[Stored data entries]
####
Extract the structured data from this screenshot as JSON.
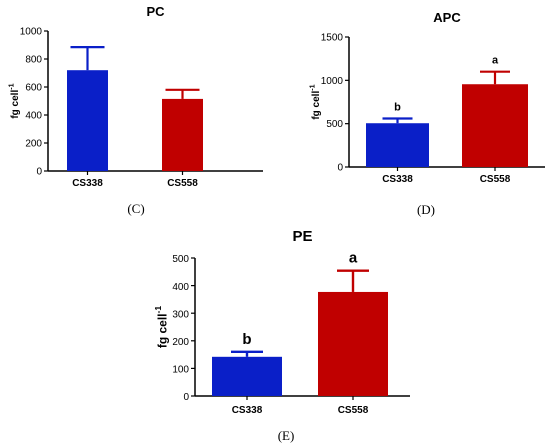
{
  "colors": {
    "cs338": "#0a1fc8",
    "cs558": "#c00000"
  },
  "chart_data": [
    {
      "type": "bar",
      "title": "PC",
      "panel_label": "(C)",
      "ylabel": "fg cell",
      "ylabel_sup": "-1",
      "categories": [
        "CS338",
        "CS558"
      ],
      "values": [
        720,
        515
      ],
      "errors": [
        165,
        65
      ],
      "letters": [
        "",
        ""
      ],
      "ylim": [
        0,
        1000
      ],
      "yticks": [
        0,
        200,
        400,
        600,
        800,
        1000
      ],
      "grid": false
    },
    {
      "type": "bar",
      "title": "APC",
      "panel_label": "(D)",
      "ylabel": "fg cell",
      "ylabel_sup": "-1",
      "categories": [
        "CS338",
        "CS558"
      ],
      "values": [
        505,
        955
      ],
      "errors": [
        55,
        145
      ],
      "letters": [
        "b",
        "a"
      ],
      "ylim": [
        0,
        1500
      ],
      "yticks": [
        0,
        500,
        1000,
        1500
      ],
      "grid": false
    },
    {
      "type": "bar",
      "title": "PE",
      "panel_label": "(E)",
      "ylabel": "fg cell",
      "ylabel_sup": "-1",
      "categories": [
        "CS338",
        "CS558"
      ],
      "values": [
        142,
        377
      ],
      "errors": [
        18,
        77
      ],
      "letters": [
        "b",
        "a"
      ],
      "ylim": [
        0,
        500
      ],
      "yticks": [
        0,
        100,
        200,
        300,
        400,
        500
      ],
      "grid": false
    }
  ]
}
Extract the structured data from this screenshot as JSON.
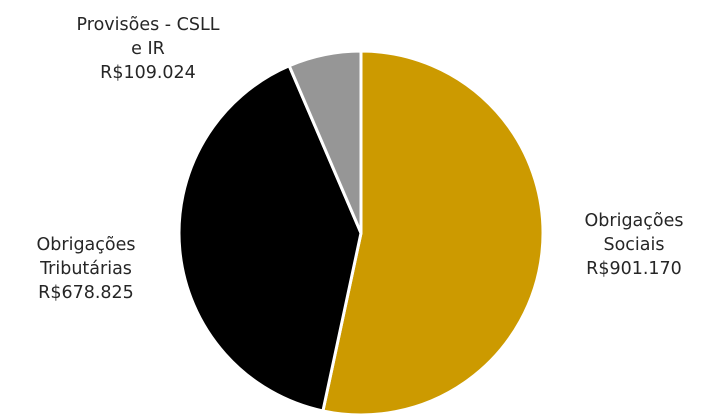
{
  "chart_data": {
    "type": "pie",
    "title": "",
    "slices": [
      {
        "label_lines": [
          "Obrigações",
          "Sociais"
        ],
        "value_text": "R$901.170",
        "value": 901170,
        "color": "#CC9A00"
      },
      {
        "label_lines": [
          "Obrigações",
          "Tributárias"
        ],
        "value_text": "R$678.825",
        "value": 678825,
        "color": "#000000"
      },
      {
        "label_lines": [
          "Provisões - CSLL",
          "e IR"
        ],
        "value_text": "R$109.024",
        "value": 109024,
        "color": "#969696"
      }
    ],
    "start_angle_deg": 0,
    "direction": "clockwise",
    "legend": "none"
  }
}
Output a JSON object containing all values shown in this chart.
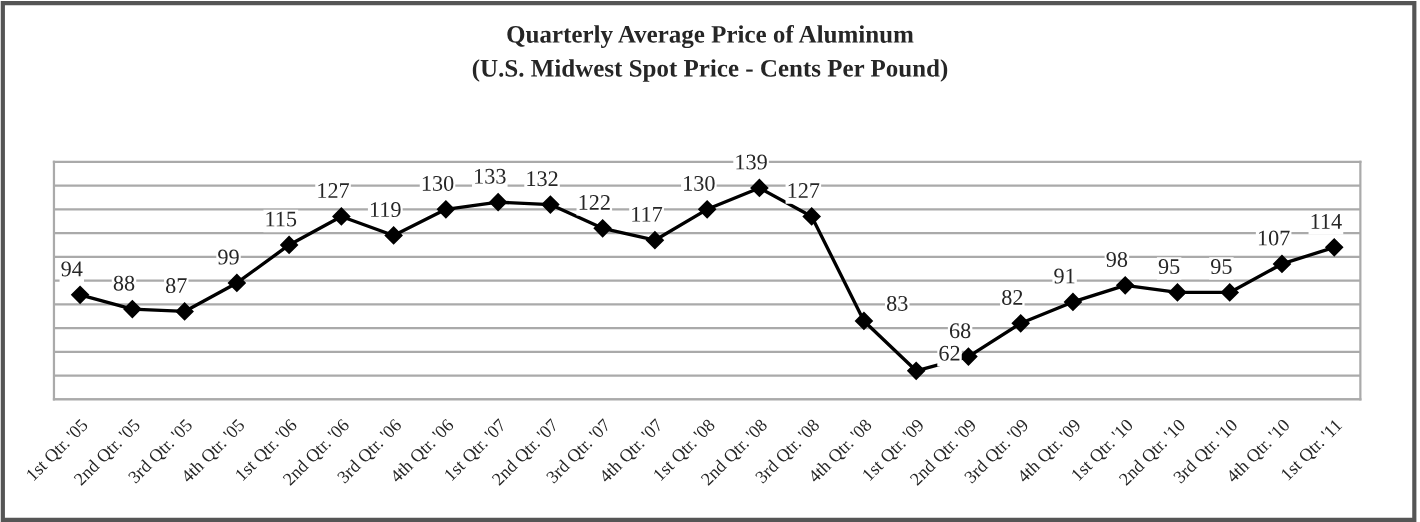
{
  "chart_data": {
    "type": "line",
    "title": "Quarterly Average Price of Aluminum",
    "subtitle": "(U.S. Midwest Spot Price - Cents Per Pound)",
    "categories": [
      "1st Qtr. '05",
      "2nd Qtr. '05",
      "3rd Qtr. '05",
      "4th Qtr. '05",
      "1st Qtr. '06",
      "2nd Qtr. '06",
      "3rd Qtr. '06",
      "4th Qtr. '06",
      "1st Qtr. '07",
      "2nd Qtr. '07",
      "3rd Qtr. '07",
      "4th Qtr. '07",
      "1st Qtr. '08",
      "2nd Qtr. '08",
      "3rd Qtr. '08",
      "4th Qtr. '08",
      "1st Qtr. '09",
      "2nd Qtr. '09",
      "3rd Qtr. '09",
      "4th Qtr. '09",
      "1st Qtr. '10",
      "2nd Qtr. '10",
      "3rd Qtr. '10",
      "4th Qtr. '10",
      "1st Qtr. '11"
    ],
    "series": [
      {
        "color": "#000000",
        "values": [
          94,
          88,
          87,
          99,
          115,
          127,
          119,
          130,
          133,
          132,
          122,
          117,
          130,
          139,
          127,
          83,
          62,
          68,
          82,
          91,
          98,
          95,
          95,
          107,
          114
        ]
      }
    ],
    "ylim": [
      50,
      150
    ],
    "yticks": [
      {
        "value": 50,
        "label": null
      },
      {
        "value": 60,
        "label": null
      },
      {
        "value": 70,
        "label": null
      },
      {
        "value": 80,
        "label": null
      },
      {
        "value": 90,
        "label": null
      },
      {
        "value": 100,
        "label": null
      },
      {
        "value": 110,
        "label": null
      },
      {
        "value": 120,
        "label": null
      },
      {
        "value": 130,
        "label": null
      },
      {
        "value": 140,
        "label": null
      },
      {
        "value": 150,
        "label": null
      }
    ],
    "tick_labels": "x",
    "grid": "y",
    "marker": "diamond",
    "line_style": "solid",
    "data_labels": true
  }
}
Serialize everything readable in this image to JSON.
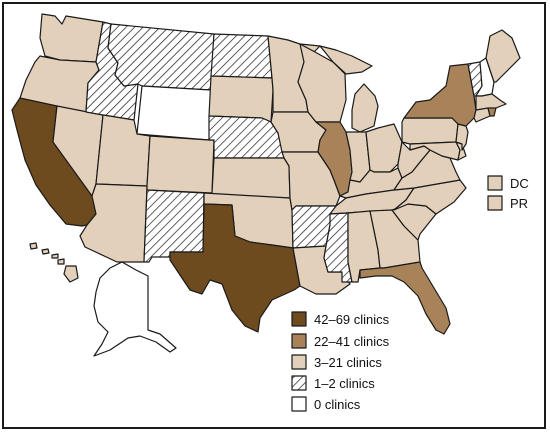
{
  "categories": {
    "c42_69": {
      "label": "42–69 clinics",
      "color": "#6e4a1f"
    },
    "c22_41": {
      "label": "22–41 clinics",
      "color": "#a88258"
    },
    "c3_21": {
      "label": "3–21 clinics",
      "color": "#e2d0bb"
    },
    "c1_2": {
      "label": "1–2 clinics",
      "pattern": "hatch"
    },
    "c0": {
      "label": "0 clinics",
      "color": "#ffffff"
    }
  },
  "legend_order": [
    "c42_69",
    "c22_41",
    "c3_21",
    "c1_2",
    "c0"
  ],
  "territories": [
    {
      "abbr": "DC",
      "category": "c3_21"
    },
    {
      "abbr": "PR",
      "category": "c3_21"
    }
  ],
  "states": {
    "WA": "c3_21",
    "OR": "c3_21",
    "CA": "c42_69",
    "NV": "c3_21",
    "ID": "c1_2",
    "MT": "c1_2",
    "WY": "c0",
    "UT": "c3_21",
    "AZ": "c3_21",
    "CO": "c3_21",
    "NM": "c1_2",
    "ND": "c1_2",
    "SD": "c3_21",
    "NE": "c1_2",
    "KS": "c3_21",
    "OK": "c3_21",
    "TX": "c42_69",
    "MN": "c3_21",
    "IA": "c3_21",
    "MO": "c3_21",
    "AR": "c1_2",
    "LA": "c3_21",
    "WI": "c3_21",
    "IL": "c22_41",
    "MS": "c1_2",
    "MI": "c3_21",
    "IN": "c3_21",
    "KY": "c3_21",
    "TN": "c3_21",
    "AL": "c3_21",
    "OH": "c3_21",
    "WV": "c3_21",
    "VA": "c3_21",
    "NC": "c3_21",
    "SC": "c3_21",
    "GA": "c3_21",
    "FL": "c22_41",
    "PA": "c3_21",
    "NY": "c22_41",
    "VT": "c1_2",
    "NH": "c0",
    "ME": "c3_21",
    "MA": "c3_21",
    "CT": "c3_21",
    "RI": "c22_41",
    "NJ": "c3_21",
    "DE": "c3_21",
    "MD": "c3_21",
    "AK": "c0",
    "HI": "c3_21"
  }
}
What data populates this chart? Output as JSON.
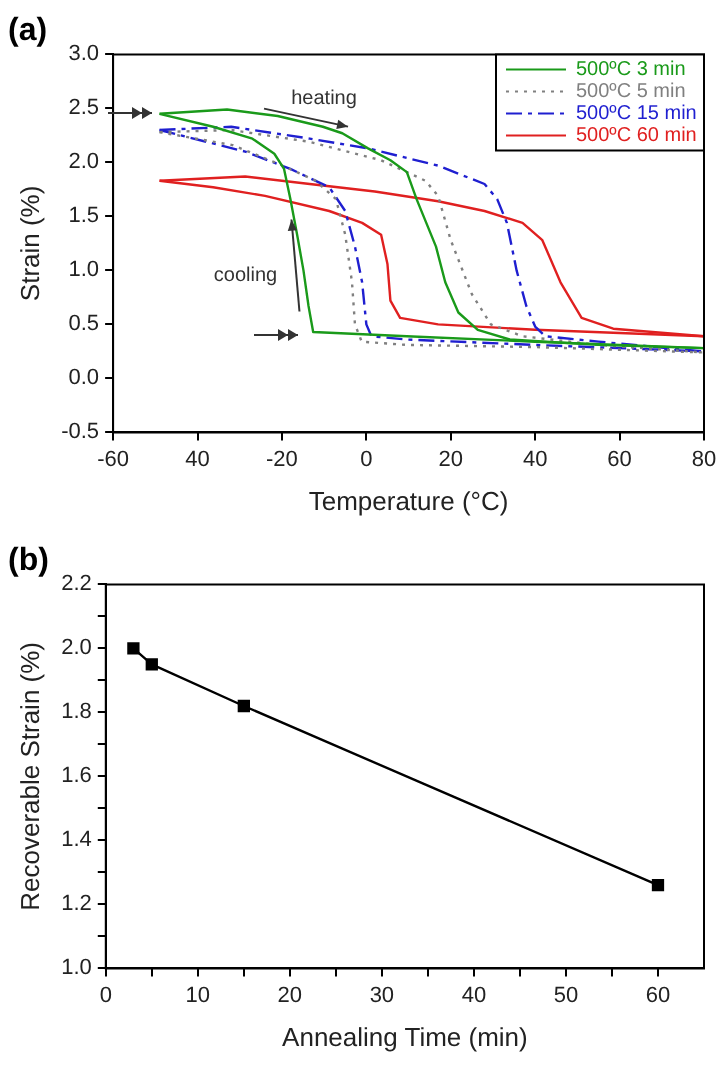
{
  "chart_data": [
    {
      "type": "line",
      "title": "(a)",
      "xlabel": "Temperature (°C)",
      "ylabel": "Strain (%)",
      "xlim": [
        -60,
        80
      ],
      "xticks": [
        -60,
        {
          "value": -40,
          "label": "40"
        },
        -20,
        0,
        20,
        40,
        60,
        80
      ],
      "ylim": [
        -0.5,
        3.0
      ],
      "yticks": [
        {
          "value": -0.5,
          "label": "-0.5"
        },
        {
          "value": 0,
          "label": "0.0"
        },
        {
          "value": 0.5,
          "label": "0.5"
        },
        {
          "value": 1,
          "label": "1.0"
        },
        {
          "value": 1.5,
          "label": "1.5"
        },
        {
          "value": 2,
          "label": "2.0"
        },
        {
          "value": 2.5,
          "label": "2.5"
        },
        {
          "value": 3,
          "label": "3.0"
        }
      ],
      "grid": false,
      "legend": "top right",
      "marker": "none",
      "annotations": [
        "heating",
        "cooling"
      ],
      "series": [
        {
          "name": "500ºC 3 min",
          "color": "#1a9a1a",
          "line_style": "solid",
          "x": [
            -49,
            -33,
            -21,
            -10.3,
            -5.7,
            0.4,
            5.7,
            9.6,
            11.9,
            14.2,
            16.5,
            18.7,
            21.8,
            26.4,
            34,
            55,
            80
          ],
          "values": [
            2.45,
            2.49,
            2.43,
            2.33,
            2.27,
            2.13,
            2.02,
            1.91,
            1.66,
            1.44,
            1.22,
            0.89,
            0.61,
            0.45,
            0.36,
            0.31,
            0.28
          ]
        },
        {
          "color": "#1a9a1a",
          "line_style": "solid",
          "x": [
            -49,
            -36.3,
            -27,
            -21.8,
            -19.5,
            -18,
            -16.4,
            -14.9,
            -13.7,
            -12.6,
            9.6,
            40,
            80
          ],
          "values": [
            2.45,
            2.33,
            2.22,
            2.08,
            1.94,
            1.66,
            1.33,
            1.0,
            0.67,
            0.43,
            0.39,
            0.34,
            0.28
          ]
        },
        {
          "name": "500ºC 5 min",
          "color": "#808080",
          "line_style": "dotted",
          "x": [
            -49,
            -32,
            -13.4,
            3.5,
            14,
            17,
            20,
            25,
            29.5,
            37,
            55,
            80
          ],
          "values": [
            2.28,
            2.3,
            2.19,
            2.02,
            1.83,
            1.69,
            1.28,
            0.78,
            0.5,
            0.39,
            0.31,
            0.24
          ]
        },
        {
          "color": "#808080",
          "line_style": "dotted",
          "x": [
            -49,
            -31.7,
            -21,
            -12,
            -7.2,
            -5,
            -3.4,
            -2.7,
            -1.1,
            9.6,
            40,
            80
          ],
          "values": [
            2.28,
            2.16,
            1.99,
            1.83,
            1.66,
            1.33,
            0.89,
            0.5,
            0.34,
            0.31,
            0.29,
            0.24
          ]
        },
        {
          "name": "500ºC 15 min",
          "color": "#1f1fd0",
          "line_style": "dashed",
          "x": [
            -49,
            -32,
            -13.4,
            0.4,
            17,
            28,
            31,
            33.3,
            35.6,
            37.9,
            40,
            42.4,
            55,
            80
          ],
          "values": [
            2.3,
            2.33,
            2.22,
            2.13,
            1.97,
            1.8,
            1.66,
            1.44,
            1.0,
            0.67,
            0.48,
            0.39,
            0.34,
            0.25
          ]
        },
        {
          "color": "#1f1fd0",
          "line_style": "dashed",
          "x": [
            -49,
            -28.7,
            -18,
            -8.8,
            -5,
            -2.7,
            -1,
            0,
            1.2,
            9.6,
            40,
            80
          ],
          "values": [
            2.3,
            2.1,
            1.94,
            1.77,
            1.55,
            1.22,
            0.89,
            0.5,
            0.39,
            0.36,
            0.31,
            0.25
          ]
        },
        {
          "name": "500ºC 60 min",
          "color": "#e02020",
          "line_style": "solid",
          "x": [
            -49,
            -28.7,
            -13.4,
            2,
            17,
            28,
            37,
            41.7,
            46,
            51,
            58.5,
            80
          ],
          "values": [
            1.83,
            1.87,
            1.8,
            1.73,
            1.64,
            1.55,
            1.44,
            1.28,
            0.89,
            0.56,
            0.46,
            0.39
          ]
        },
        {
          "color": "#e02020",
          "line_style": "solid",
          "x": [
            -49,
            -36.3,
            -24,
            -8.8,
            -1,
            3.5,
            5,
            5.7,
            8,
            17,
            40,
            80
          ],
          "values": [
            1.83,
            1.77,
            1.69,
            1.55,
            1.44,
            1.33,
            1.06,
            0.72,
            0.56,
            0.5,
            0.45,
            0.39
          ]
        }
      ]
    },
    {
      "type": "line",
      "title": "(b)",
      "xlabel": "Annealing Time (min)",
      "ylabel": "Recoverable Strain (%)",
      "xlim": [
        0,
        65
      ],
      "xticks": [
        0,
        {
          "value": 5,
          "label": null
        },
        10,
        {
          "value": 15,
          "label": null
        },
        20,
        {
          "value": 25,
          "label": null
        },
        30,
        {
          "value": 35,
          "label": null
        },
        40,
        {
          "value": 45,
          "label": null
        },
        50,
        {
          "value": 55,
          "label": null
        },
        60
      ],
      "ylim": [
        1.0,
        2.2
      ],
      "yticks": [
        {
          "value": 1,
          "label": "1.0"
        },
        {
          "value": 1.1,
          "label": null
        },
        {
          "value": 1.2,
          "label": "1.2"
        },
        {
          "value": 1.3,
          "label": null
        },
        {
          "value": 1.4,
          "label": "1.4"
        },
        {
          "value": 1.5,
          "label": null
        },
        {
          "value": 1.6,
          "label": "1.6"
        },
        {
          "value": 1.7,
          "label": null
        },
        {
          "value": 1.8,
          "label": "1.8"
        },
        {
          "value": 1.9,
          "label": null
        },
        {
          "value": 2,
          "label": "2.0"
        },
        {
          "value": 2.1,
          "label": null
        },
        {
          "value": 2.2,
          "label": "2.2"
        }
      ],
      "grid": false,
      "marker": "square",
      "x": [
        3,
        5,
        15,
        60
      ],
      "series": [
        {
          "color": "#000000",
          "values": [
            2.0,
            1.95,
            1.82,
            1.26
          ]
        }
      ]
    }
  ]
}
####
DIRECTIONS FOR THIS TASK → Where a line holds "xlabel", copy that line.

ANSWER TO THIS EXERCISE →
      "xlabel": "Temperature (°C)",
      "xlabel": "Annealing Time (min)",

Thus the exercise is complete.